Exercise details:
Across the data below, how many lines hold "Days"? Answer with that number and nothing else.

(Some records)
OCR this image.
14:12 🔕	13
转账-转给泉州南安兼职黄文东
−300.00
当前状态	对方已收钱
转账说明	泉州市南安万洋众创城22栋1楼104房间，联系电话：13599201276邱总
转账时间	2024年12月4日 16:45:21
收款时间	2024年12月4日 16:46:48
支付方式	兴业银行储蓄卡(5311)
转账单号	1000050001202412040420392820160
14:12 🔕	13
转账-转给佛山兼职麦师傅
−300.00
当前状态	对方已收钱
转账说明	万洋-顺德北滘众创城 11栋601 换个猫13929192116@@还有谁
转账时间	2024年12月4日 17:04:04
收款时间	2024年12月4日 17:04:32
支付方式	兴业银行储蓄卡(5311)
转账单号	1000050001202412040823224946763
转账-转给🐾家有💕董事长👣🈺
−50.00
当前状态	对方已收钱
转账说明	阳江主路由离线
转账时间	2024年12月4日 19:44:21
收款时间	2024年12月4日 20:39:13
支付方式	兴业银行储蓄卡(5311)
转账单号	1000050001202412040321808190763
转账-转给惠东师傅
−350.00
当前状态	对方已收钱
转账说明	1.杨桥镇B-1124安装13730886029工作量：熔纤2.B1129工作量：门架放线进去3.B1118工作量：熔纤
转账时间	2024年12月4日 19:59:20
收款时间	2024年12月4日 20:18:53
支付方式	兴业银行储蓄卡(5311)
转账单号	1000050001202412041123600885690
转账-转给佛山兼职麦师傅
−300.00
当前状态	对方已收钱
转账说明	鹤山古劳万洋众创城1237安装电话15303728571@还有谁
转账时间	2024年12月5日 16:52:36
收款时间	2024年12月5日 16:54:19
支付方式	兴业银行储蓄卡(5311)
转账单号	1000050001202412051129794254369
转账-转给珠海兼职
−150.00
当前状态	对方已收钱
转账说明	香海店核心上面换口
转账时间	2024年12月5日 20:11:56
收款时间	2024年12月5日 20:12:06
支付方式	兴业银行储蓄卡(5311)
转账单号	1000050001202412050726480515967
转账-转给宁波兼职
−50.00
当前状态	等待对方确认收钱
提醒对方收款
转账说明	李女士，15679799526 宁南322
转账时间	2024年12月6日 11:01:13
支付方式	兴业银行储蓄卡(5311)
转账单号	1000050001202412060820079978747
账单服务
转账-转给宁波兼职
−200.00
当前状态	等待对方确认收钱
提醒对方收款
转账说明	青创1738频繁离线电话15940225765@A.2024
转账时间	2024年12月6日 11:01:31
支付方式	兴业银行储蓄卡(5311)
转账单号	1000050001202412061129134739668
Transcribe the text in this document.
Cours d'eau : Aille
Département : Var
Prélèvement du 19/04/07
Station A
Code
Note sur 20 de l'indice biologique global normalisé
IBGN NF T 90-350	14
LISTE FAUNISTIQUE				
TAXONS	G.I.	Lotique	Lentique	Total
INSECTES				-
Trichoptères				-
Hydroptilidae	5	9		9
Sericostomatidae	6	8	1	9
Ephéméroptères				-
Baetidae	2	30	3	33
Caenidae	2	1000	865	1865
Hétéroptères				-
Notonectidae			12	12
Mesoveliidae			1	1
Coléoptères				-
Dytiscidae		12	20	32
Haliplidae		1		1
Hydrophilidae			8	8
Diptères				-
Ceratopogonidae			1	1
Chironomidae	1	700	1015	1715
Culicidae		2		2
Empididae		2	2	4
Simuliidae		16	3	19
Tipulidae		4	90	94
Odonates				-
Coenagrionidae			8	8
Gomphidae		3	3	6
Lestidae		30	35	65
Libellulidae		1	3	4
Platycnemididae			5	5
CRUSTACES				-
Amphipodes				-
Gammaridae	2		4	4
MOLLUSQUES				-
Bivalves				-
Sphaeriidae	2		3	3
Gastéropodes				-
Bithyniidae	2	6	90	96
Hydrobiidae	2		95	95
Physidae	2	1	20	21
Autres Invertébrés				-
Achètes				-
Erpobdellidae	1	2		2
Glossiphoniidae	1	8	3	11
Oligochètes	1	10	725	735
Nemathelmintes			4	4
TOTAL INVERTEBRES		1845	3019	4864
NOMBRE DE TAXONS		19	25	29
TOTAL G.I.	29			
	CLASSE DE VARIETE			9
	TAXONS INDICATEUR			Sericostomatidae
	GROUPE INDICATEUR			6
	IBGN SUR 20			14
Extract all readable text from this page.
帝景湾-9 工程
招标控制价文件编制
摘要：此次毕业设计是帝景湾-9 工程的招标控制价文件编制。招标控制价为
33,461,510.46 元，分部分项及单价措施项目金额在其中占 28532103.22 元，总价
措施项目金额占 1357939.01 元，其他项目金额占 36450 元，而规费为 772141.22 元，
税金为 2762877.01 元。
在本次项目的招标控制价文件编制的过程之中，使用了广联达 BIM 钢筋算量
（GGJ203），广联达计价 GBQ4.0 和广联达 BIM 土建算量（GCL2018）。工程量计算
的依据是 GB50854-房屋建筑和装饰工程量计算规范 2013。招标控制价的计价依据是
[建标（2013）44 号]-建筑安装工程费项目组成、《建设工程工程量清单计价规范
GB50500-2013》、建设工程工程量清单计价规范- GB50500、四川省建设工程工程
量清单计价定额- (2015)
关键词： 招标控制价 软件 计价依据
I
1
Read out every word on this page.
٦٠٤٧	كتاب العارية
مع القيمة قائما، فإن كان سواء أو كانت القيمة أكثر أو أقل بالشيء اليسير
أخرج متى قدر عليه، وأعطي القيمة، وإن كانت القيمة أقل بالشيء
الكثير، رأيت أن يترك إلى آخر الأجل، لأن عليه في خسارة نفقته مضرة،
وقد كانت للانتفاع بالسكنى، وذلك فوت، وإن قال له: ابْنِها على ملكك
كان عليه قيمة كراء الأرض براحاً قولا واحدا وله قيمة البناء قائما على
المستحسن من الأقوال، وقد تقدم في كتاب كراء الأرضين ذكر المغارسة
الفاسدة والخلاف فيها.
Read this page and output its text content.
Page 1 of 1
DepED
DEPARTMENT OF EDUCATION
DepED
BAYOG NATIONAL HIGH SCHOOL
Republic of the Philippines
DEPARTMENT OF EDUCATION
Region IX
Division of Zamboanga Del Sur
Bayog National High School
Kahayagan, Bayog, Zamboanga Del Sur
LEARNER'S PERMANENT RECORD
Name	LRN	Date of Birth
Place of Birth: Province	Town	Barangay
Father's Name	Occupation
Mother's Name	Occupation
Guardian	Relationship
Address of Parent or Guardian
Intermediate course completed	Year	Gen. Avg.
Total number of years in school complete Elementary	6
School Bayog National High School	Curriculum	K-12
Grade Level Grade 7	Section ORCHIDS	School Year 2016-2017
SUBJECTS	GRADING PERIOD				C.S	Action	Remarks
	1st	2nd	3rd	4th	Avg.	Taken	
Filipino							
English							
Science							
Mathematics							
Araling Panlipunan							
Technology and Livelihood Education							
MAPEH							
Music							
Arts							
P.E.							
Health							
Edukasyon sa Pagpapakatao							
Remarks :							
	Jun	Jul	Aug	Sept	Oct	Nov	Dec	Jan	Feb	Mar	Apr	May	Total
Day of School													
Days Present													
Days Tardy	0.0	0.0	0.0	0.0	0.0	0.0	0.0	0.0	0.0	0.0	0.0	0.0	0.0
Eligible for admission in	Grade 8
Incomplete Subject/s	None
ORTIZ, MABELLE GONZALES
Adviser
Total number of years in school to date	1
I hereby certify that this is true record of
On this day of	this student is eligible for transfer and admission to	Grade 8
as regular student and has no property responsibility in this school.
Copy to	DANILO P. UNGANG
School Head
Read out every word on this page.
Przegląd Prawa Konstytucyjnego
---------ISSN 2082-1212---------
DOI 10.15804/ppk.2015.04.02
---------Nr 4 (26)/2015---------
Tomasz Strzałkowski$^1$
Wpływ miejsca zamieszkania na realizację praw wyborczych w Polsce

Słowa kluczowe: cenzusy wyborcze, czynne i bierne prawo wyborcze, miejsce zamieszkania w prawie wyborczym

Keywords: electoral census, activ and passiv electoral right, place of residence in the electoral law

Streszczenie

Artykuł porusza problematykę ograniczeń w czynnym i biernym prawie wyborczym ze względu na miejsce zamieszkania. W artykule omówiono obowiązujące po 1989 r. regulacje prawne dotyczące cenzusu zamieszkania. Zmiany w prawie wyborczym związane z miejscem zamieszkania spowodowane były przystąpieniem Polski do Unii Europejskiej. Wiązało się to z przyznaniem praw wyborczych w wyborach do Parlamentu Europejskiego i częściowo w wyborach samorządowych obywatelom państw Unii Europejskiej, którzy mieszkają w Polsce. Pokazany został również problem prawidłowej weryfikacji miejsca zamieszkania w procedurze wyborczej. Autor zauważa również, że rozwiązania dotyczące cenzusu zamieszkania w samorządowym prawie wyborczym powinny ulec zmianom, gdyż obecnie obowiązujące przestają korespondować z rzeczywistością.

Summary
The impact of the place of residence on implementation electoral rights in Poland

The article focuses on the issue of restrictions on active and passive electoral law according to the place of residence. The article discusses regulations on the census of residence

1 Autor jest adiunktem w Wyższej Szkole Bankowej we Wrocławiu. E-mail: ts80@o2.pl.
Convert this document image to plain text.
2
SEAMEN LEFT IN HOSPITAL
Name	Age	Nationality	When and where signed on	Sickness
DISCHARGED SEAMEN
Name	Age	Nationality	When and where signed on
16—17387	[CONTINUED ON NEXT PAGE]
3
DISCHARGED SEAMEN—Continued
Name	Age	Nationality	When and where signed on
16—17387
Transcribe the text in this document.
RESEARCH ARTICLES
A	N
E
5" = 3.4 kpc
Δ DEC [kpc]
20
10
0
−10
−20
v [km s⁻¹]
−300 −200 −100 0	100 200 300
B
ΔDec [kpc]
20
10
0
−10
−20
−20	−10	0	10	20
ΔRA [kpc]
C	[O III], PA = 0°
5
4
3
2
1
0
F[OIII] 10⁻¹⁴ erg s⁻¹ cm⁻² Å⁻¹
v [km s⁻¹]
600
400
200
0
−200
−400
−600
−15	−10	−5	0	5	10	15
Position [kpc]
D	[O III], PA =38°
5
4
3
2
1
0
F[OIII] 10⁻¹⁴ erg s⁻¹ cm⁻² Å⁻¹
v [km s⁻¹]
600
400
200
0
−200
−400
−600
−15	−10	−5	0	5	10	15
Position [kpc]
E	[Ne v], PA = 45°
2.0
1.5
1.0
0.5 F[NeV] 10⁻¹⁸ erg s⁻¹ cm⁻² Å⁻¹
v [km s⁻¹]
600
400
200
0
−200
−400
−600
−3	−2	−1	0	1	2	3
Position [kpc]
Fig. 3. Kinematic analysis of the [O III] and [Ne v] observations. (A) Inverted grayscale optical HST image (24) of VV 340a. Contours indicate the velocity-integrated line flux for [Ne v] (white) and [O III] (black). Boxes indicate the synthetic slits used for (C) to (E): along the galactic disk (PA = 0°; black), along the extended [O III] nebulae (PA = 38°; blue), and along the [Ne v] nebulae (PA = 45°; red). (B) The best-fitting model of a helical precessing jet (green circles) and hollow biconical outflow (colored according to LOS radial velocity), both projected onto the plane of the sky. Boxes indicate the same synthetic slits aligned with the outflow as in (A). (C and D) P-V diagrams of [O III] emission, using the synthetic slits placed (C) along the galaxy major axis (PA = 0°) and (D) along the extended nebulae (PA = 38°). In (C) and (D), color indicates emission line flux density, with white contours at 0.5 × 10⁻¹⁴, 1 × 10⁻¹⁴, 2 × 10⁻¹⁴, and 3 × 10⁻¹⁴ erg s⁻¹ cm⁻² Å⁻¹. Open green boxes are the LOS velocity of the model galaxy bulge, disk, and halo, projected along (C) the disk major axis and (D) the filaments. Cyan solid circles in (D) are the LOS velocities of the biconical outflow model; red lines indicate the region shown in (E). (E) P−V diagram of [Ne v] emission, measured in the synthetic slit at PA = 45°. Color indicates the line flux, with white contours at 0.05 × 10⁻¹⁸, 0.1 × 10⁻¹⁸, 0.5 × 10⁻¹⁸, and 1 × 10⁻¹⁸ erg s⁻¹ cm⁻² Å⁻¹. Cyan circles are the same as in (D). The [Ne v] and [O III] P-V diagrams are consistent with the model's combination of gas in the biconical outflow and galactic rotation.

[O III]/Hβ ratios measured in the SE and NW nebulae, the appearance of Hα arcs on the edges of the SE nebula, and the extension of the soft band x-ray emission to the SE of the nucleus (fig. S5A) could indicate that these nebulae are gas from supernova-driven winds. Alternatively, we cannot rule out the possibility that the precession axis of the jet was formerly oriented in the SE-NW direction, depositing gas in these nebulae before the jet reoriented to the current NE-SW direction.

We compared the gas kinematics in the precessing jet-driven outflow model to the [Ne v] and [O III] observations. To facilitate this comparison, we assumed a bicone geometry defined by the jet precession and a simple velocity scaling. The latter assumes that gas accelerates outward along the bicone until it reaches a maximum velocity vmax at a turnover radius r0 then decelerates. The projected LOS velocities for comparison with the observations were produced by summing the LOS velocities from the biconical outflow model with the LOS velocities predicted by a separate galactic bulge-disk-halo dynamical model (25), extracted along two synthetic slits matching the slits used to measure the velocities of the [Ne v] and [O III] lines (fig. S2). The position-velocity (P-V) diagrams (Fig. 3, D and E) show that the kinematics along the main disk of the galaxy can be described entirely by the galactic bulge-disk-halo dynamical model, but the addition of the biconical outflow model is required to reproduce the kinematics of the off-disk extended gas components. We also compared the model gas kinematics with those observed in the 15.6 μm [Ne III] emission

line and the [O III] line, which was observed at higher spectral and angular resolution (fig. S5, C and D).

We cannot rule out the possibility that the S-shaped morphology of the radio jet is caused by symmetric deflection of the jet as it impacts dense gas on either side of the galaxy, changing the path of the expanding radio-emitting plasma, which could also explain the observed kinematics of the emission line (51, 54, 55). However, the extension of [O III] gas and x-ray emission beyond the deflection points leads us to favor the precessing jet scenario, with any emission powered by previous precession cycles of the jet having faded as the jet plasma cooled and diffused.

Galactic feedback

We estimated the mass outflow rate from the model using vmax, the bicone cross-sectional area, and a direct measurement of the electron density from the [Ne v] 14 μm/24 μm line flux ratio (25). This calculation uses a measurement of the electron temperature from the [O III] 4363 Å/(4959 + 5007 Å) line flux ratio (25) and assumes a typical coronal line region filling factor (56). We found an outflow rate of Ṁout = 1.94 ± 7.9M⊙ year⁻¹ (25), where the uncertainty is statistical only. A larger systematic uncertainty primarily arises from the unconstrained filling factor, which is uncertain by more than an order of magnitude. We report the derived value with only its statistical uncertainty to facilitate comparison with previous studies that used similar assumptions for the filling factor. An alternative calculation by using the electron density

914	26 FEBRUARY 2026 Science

Right answer:
2